# START OF DOCUMENT TEXT

City of Philadelphia v. Burgum, 820 F. Supp. 3d at 329. From there, the Court concluded that “[r]emoval of the President's House displays invaded this legally protected interest.” Id. While the Court did not so specify, the City's basic claim is that it suffered a procedural injury: NPS did not consult with the City before it removed the exhibits. Both parties have briefed this issue on the assumption that principles of Article III standing applicable “when a statute affords a litigant ‘a procedural right to protect his concrete interests,’ ” also apply to procedural rights conferred by the 1950 Agreement. Dep't of Educ. v. Brown, 600 U.S. 551, 562, 143 S.Ct. 2343, 216 L.Ed.2d 1116 (2023) (quoting Lujan v. Defs. of Wildlife, 504 U.S. 555, 572 n.7, 112 S.Ct. 2130, 119 L.Ed.2d 351 (1992)) (emphasis added). On that understanding, to have standing to assert its alleged procedural consultation injury, the City must tie that injury to an underlying concrete interest harmed by NPS's actions. Summers v. Earth Island Inst., 555 U.S. 488, 496, 129 S.Ct. 1142, 173 L.Ed.2d 1 (2009) (“[D]eprivation of a procedural right without some concrete interest that is affected by the deprivation—a procedural right in vacuo—is insufficient to create Article III standing.”); see also Brown, 600 U.S. at 562, 143 S.Ct. 2343 (reiterating Summers). It is not obvious, however, that the principles of Article III standing relevant to procedural rights granted by statute also apply to procedural rights conferred by contract, but we need not reach the issue today. The District Court also rested its standing analysis on § 407n, opining: “the City has a statutory right and expectation to mutual agreement on any changes or alterations to the Park.” City of Philadelphia v. Burgum, 820 F. Supp. 3d at 329 (emphasis added). On that premise, we will explain why the City has a concrete injury sufficient to confer standing in its own right, which also confers standing to assert its statutorily-conferred procedural rights under § 407n.

# END OF DOCUMENT TEXT

In the court opinion excerpt, what did NPS fail to do before it removed the exhibits?

# START OF DATA LISTING

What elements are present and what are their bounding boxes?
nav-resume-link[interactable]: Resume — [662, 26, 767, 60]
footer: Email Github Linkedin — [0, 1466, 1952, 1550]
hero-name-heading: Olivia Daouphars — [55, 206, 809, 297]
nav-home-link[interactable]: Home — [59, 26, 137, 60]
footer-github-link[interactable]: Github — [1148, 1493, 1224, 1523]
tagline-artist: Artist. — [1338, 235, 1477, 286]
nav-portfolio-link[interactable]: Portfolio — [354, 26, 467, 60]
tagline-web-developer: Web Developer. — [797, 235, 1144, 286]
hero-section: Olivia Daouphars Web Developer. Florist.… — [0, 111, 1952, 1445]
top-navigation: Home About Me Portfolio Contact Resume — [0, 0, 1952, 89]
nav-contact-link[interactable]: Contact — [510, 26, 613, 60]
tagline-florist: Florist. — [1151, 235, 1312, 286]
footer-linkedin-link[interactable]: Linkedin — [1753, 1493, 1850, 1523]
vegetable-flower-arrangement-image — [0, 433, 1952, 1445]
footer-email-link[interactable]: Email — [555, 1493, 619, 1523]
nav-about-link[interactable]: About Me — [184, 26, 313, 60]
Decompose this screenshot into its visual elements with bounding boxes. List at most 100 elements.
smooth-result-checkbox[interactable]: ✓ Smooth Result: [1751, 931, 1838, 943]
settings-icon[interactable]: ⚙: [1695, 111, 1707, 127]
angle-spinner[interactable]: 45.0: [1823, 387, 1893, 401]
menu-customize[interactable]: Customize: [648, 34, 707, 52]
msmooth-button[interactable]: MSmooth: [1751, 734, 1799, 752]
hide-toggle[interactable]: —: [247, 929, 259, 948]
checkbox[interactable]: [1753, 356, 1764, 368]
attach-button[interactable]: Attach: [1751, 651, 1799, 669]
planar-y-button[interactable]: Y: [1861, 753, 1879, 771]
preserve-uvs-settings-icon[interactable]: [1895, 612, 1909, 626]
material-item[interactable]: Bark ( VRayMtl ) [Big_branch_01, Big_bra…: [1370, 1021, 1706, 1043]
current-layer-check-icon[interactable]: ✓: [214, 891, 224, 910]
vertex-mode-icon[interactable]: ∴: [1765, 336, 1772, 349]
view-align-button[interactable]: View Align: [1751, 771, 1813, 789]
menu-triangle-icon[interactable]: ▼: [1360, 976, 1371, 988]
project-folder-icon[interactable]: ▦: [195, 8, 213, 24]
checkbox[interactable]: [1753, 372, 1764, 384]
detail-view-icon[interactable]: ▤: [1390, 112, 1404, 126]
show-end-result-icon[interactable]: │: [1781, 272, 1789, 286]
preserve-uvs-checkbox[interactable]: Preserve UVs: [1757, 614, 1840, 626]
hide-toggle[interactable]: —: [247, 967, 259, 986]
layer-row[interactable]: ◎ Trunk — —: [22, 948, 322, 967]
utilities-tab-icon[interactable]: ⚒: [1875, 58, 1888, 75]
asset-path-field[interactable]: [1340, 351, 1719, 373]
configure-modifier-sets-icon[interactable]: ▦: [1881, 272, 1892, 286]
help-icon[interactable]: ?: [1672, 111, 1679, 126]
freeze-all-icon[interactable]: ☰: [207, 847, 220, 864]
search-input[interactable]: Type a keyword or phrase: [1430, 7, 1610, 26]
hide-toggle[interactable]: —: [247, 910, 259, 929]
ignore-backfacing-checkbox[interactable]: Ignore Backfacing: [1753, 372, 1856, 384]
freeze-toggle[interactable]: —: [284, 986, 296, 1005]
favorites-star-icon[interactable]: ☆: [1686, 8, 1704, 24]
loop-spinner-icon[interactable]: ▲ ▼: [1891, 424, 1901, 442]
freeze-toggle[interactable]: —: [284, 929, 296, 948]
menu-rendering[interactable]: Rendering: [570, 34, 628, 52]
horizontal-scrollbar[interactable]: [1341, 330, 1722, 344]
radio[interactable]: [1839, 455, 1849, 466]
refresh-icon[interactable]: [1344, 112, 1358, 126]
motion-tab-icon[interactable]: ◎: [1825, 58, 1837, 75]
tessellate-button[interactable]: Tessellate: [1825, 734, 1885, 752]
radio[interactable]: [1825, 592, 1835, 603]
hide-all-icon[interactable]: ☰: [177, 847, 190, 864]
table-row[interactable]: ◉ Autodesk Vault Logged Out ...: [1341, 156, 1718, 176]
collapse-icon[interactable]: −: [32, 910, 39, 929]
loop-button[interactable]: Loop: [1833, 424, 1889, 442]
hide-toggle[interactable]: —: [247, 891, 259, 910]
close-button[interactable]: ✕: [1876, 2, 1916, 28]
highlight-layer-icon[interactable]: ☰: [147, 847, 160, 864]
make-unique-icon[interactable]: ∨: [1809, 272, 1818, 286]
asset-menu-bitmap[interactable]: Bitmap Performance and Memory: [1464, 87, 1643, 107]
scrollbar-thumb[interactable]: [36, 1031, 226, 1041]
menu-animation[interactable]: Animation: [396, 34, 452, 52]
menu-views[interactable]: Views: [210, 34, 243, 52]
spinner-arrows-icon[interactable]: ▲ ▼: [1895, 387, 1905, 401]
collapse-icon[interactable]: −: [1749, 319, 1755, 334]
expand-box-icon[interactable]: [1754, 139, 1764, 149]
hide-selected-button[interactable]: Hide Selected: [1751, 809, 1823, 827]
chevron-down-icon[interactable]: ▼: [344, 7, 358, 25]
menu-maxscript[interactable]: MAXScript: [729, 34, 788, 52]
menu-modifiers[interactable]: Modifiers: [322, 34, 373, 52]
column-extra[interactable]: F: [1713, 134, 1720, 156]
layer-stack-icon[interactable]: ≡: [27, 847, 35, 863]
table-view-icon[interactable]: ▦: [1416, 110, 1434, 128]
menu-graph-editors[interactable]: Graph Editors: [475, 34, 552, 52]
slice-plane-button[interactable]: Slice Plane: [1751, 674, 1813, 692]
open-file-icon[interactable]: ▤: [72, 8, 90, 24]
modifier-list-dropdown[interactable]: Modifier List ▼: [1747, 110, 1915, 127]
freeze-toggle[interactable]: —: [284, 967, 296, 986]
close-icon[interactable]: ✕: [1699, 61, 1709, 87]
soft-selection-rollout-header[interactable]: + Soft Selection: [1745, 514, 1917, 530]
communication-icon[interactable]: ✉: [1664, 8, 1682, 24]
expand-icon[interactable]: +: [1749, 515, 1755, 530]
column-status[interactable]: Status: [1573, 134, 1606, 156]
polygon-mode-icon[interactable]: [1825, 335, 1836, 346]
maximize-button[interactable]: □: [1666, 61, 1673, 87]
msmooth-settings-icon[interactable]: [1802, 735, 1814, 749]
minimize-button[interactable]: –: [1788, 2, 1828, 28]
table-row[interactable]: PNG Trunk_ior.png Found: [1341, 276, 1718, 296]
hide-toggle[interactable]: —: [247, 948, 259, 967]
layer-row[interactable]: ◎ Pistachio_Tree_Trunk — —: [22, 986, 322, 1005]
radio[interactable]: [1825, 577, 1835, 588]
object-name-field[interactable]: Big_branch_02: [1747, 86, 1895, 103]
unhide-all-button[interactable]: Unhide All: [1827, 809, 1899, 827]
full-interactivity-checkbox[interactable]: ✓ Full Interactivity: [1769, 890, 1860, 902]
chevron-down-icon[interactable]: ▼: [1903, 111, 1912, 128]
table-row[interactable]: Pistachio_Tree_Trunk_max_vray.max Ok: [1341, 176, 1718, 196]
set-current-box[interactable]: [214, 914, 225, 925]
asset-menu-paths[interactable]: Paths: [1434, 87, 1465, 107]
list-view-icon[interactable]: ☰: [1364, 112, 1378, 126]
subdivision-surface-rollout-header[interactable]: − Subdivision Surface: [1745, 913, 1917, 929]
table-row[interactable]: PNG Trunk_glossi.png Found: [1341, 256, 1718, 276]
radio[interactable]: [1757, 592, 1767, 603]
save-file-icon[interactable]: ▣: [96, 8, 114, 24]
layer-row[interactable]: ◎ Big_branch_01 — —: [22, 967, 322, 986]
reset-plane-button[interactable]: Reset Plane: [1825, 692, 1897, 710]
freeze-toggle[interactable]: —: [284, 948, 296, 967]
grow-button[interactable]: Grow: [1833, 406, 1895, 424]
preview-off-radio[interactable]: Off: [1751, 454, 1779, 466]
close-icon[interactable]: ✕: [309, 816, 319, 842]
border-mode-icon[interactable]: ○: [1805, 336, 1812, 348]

# END OF DATA LISTING

→ RIGHT ANSWER
It did not consult with the City.